(Given passage):

And Ross, the other thing I might add here is that we are really focused on the $20 billion large opportunity that exists for this entire business. We were pleased also in addition to the stuff that Mark said with how both Germany and Japan have started to adopt Creative Cloud and Stock as well. So, our focus is continue to execute on the near-term, but focus on the large untapped opportunity that we have.
Great. Thanks, again. Congratulations.
Your next question is from Walter Pritchard from Citi.
Hi, thanks. Mark, I am wondering just on the ARR guidance for Q3 that seems like stronger performance than you are seeing in the last couple of years given that’s a pretty seasonally light quarter and you had strength in areas like Germany and Japan which might be weaker that quarter as well. I am wondering what gives you the confidence and what areas of the business do you expect to see the strength in Q3 ARR for Digital Media?
Yes. I mean, we kind of touched on it, Walter. We do have seasonality in prior years in the third quarter. So, I don’t think this is anything unusual in terms of strength. We just continue to see momentum across the business though it’s everything from international whether that’s Germany or Japan, like you said, ARPU going up across all the different offerings. We continue to migrate the base over. We continue to attract new users. Stock is contributing to ARR. We are starting to see the benefit of less piracy across the offering. So, all of those factors just play into our performance in the first half and what we see moving forward.
Your next question is from Kirk Materne from Evercore ISI.
Hi, this is actually Tom Mao on for Kirk. Mark, as some of your original ETLA deals come to can you talk about how that’s impacting ARPU for Creative Cloud now that you have a subscription version for the enterprise?
Yes. Maybe even I can touch on what we are hearing when we go meet with all of these customers from enterprises. The two points I would make is firstly ARPU is actually increasing. One of the things we track is the amount of the Creative Cloud ETLA customers who are adopting services when they renew their contract. And the second thing we are actually tracking right now is the actual number of users who are downloading and using the products and training it so that we can ensure that our customers get the value associated with it and both of those are going well. That again and even answering Walter’s question gives us confidence as to the ARR moving forward in the Digital Media business. But fundamentally, it’s the adoption of services, it’s the deployment of the Creative Cloud applications and the usage and training associated with it that have all done well for us in the enterprise customer base.

[Stored data entries]
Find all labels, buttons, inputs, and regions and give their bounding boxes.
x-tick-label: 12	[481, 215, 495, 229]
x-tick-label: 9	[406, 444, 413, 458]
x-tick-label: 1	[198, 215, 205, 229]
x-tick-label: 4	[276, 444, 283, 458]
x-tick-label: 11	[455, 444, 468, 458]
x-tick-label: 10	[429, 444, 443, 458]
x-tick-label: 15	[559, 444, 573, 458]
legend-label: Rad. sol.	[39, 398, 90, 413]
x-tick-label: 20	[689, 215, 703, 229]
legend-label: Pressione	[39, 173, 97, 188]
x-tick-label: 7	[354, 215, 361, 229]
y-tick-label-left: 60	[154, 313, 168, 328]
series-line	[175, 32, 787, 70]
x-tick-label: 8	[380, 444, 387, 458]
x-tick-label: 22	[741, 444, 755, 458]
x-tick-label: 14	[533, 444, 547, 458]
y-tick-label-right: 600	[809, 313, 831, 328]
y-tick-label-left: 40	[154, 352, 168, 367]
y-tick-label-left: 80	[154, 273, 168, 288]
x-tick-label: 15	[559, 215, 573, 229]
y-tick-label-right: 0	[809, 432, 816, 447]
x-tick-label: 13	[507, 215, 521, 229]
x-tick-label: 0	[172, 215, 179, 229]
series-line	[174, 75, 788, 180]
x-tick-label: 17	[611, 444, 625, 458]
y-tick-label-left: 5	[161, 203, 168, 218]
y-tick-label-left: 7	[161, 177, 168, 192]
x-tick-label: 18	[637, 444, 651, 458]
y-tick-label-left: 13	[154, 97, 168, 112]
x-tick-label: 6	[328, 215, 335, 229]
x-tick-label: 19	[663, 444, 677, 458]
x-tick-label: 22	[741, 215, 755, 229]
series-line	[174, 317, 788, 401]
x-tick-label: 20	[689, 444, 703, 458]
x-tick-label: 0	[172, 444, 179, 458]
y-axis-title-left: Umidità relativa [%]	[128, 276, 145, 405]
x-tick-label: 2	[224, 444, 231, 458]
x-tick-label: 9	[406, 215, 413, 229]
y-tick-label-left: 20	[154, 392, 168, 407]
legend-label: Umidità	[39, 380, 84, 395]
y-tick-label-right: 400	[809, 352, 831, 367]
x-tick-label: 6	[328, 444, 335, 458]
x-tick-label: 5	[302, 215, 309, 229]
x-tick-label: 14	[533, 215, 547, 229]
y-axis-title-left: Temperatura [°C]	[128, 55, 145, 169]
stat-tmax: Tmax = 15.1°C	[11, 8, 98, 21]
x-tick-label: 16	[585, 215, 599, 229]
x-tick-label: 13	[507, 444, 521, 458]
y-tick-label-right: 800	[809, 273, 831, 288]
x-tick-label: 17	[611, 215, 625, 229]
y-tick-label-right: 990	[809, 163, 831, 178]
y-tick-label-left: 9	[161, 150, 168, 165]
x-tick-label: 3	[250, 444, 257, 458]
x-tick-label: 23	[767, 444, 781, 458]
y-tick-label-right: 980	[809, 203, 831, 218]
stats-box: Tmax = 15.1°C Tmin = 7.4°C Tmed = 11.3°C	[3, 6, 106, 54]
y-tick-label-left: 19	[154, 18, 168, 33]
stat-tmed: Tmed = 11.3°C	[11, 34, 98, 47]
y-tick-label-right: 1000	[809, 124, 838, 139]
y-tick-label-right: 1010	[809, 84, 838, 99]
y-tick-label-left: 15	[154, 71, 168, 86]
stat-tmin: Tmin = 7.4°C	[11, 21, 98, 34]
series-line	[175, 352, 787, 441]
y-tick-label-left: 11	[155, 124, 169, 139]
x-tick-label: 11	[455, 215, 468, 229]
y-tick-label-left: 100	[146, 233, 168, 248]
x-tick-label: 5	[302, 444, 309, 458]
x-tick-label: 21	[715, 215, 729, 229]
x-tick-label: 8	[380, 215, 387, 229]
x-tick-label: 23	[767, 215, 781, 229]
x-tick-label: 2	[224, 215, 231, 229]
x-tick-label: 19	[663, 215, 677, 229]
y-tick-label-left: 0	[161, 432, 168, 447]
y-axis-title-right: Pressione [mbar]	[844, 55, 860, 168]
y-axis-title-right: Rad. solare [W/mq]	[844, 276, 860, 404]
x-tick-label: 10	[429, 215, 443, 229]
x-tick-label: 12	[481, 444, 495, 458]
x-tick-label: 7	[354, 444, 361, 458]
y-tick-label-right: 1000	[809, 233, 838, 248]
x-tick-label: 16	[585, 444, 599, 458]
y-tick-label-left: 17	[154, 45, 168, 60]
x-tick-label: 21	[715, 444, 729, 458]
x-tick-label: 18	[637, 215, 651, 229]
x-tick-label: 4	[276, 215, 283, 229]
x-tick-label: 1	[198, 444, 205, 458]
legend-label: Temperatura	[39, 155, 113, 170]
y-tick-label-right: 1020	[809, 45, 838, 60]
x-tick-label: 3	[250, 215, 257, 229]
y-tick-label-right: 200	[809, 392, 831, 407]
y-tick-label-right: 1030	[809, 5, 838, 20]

(What to work on):
[1] Answer these questions about the earnings call transcript:
(a) What dollar amount is given for the large opportunity that exists for the business?
(b) Which firm is Walter Pritchard from?
(c) Who says he is "on for Kirk"?
[2] Resume the earnings call transcript from the point where it ends.

(Written answers):
[1]
(a) $20 billion
(b) Citi
(c) Tom Mao

[2]
And just more broadly in the Digital Media business, can you talk about I think you kind of touched on the this a little bit, but just some of the drivers for ARPU increases outside of Adobe Stock?
Well, I think we have always said that as it relates to getting people on to the platform, the first step is on promotional prices to get them on to the platform. I think we mentioned in the prepared remarks that retention continues to be strong. People are using increased number of products. And so I think when we look at ARPU that’s really the reason and foreign exchange hasn’t had an impact. So it’s true usage as well as adoption of more products that’s driving ARPU.
Your next question is from Keith Weiss from Morgan Stanley.
Hi guys, good afternoon. This is actually Stan Zlotsky sitting in for Keith. So one question for Shantanu and then one for Mark, for Shantanu, since the marketing summit what has the customer feedback been like on the partnership with Microsoft, what are customers most excited about and with this combined solution, which parts of the market are you looking to address near-term and then more long-term as the solution matures. And then a quick one for Mark, recurring revenue now just hit 86%, how much further can that go as we go and as we look at 2018 and beyond? Thank you.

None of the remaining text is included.